WHAT YOU HAVE TO DO:
Reply with one number: the count of lines in the data that hold the string "London".

+++

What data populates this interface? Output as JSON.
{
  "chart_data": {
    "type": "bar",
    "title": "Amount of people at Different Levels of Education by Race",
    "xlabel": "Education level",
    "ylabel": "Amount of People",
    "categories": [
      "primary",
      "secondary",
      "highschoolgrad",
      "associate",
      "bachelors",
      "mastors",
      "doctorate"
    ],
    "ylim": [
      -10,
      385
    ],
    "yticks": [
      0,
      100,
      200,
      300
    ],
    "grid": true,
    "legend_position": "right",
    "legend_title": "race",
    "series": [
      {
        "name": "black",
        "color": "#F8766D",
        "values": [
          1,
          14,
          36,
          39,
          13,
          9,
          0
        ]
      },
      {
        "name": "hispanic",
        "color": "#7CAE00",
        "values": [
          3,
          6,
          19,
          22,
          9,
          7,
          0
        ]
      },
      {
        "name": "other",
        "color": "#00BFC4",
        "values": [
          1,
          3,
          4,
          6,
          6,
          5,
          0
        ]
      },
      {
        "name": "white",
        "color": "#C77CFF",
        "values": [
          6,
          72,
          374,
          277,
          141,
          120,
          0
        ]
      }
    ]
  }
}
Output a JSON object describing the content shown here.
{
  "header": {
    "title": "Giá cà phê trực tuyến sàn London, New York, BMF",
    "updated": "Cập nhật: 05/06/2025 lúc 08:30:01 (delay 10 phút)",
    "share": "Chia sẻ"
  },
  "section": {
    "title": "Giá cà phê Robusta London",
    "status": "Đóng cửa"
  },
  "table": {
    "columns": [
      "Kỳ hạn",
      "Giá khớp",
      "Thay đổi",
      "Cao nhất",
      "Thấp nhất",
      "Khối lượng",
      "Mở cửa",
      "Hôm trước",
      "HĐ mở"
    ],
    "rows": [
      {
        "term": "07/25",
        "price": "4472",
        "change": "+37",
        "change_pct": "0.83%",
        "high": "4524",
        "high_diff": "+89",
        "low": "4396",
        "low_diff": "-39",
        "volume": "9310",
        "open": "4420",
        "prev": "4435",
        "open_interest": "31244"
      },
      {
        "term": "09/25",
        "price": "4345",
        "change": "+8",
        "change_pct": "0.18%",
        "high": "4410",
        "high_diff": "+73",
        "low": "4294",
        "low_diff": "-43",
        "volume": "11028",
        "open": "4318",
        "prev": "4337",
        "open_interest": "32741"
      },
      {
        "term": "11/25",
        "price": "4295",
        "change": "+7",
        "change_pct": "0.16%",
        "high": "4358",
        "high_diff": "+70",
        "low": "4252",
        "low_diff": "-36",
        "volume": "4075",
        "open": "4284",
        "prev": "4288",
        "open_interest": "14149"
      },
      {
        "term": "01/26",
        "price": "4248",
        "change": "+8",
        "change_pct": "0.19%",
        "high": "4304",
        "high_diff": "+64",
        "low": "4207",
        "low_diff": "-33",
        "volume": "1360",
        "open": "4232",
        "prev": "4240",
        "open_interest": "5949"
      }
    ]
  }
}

+++

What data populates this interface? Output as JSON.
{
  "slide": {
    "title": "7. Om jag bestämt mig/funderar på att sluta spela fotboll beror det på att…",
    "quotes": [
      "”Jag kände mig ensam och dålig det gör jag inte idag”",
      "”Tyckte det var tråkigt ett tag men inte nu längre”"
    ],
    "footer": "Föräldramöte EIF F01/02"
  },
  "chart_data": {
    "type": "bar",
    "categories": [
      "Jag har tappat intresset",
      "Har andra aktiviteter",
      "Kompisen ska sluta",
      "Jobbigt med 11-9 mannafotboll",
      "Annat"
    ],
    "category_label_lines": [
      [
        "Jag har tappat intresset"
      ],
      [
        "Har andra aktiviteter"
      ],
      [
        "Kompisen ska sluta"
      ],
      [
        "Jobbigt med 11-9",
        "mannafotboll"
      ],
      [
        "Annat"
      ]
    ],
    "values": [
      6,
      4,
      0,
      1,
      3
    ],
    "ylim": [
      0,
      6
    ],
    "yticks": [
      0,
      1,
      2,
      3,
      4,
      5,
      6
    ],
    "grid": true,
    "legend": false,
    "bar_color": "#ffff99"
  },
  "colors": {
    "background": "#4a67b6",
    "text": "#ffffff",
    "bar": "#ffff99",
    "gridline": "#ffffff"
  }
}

+++

SOLUTION FOR THIS EXERCISE:
2